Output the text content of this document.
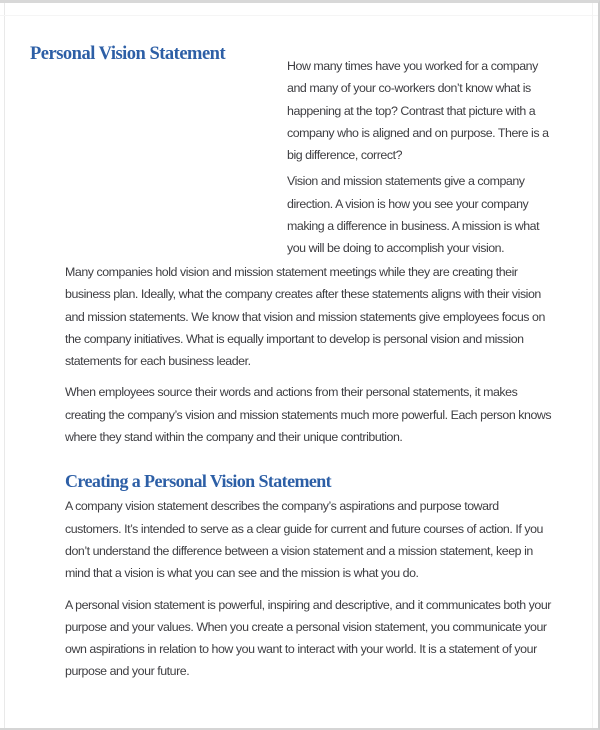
Personal Vision Statement

How many times have you worked for a company and many of your co-workers don’t know what is happening at the top? Contrast that picture with a company who is aligned and on purpose. There is a big difference, correct?

Vision and mission statements give a company direction. A vision is how you see your company making a difference in business. A mission is what you will be doing to accomplish your vision.

Many companies hold vision and mission statement meetings while they are creating their business plan. Ideally, what the company creates after these statements aligns with their vision and mission statements. We know that vision and mission statements give employees focus on the company initiatives. What is equally important to develop is personal vision and mission statements for each business leader.

When employees source their words and actions from their personal statements, it makes creating the company’s vision and mission statements much more powerful. Each person knows where they stand within the company and their unique contribution.

Creating a Personal Vision Statement

A company vision statement describes the company’s aspirations and purpose toward customers. It’s intended to serve as a clear guide for current and future courses of action. If you don’t understand the difference between a vision statement and a mission statement, keep in mind that a vision is what you can see and the mission is what you do.

A personal vision statement is powerful, inspiring and descriptive, and it communicates both your purpose and your values. When you create a personal vision statement, you communicate your own aspirations in relation to how you want to interact with your world. It is a statement of your purpose and your future.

============================================================

Required work
Reproduce each line exactly, please, except for any pictures.

Answer for this exercise
Output the text content of this document.
Personal Vision Statement

How many times have you worked for a company and many of your co-workers don’t know what is happening at the top? Contrast that picture with a company who is aligned and on purpose. There is a big difference, correct?

Vision and mission statements give a company direction. A vision is how you see your company making a difference in business. A mission is what you will be doing to accomplish your vision.

Many companies hold vision and mission statement meetings while they are creating their business plan. Ideally, what the company creates after these statements aligns with their vision and mission statements. We know that vision and mission statements give employees focus on the company initiatives. What is equally important to develop is personal vision and mission statements for each business leader.

When employees source their words and actions from their personal statements, it makes creating the company’s vision and mission statements much more powerful. Each person knows where they stand within the company and their unique contribution.

Creating a Personal Vision Statement

A company vision statement describes the company’s aspirations and purpose toward customers. It’s intended to serve as a clear guide for current and future courses of action. If you don’t understand the difference between a vision statement and a mission statement, keep in mind that a vision is what you can see and the mission is what you do.

A personal vision statement is powerful, inspiring and descriptive, and it communicates both your purpose and your values. When you create a personal vision statement, you communicate your own aspirations in relation to how you want to interact with your world. It is a statement of your purpose and your future.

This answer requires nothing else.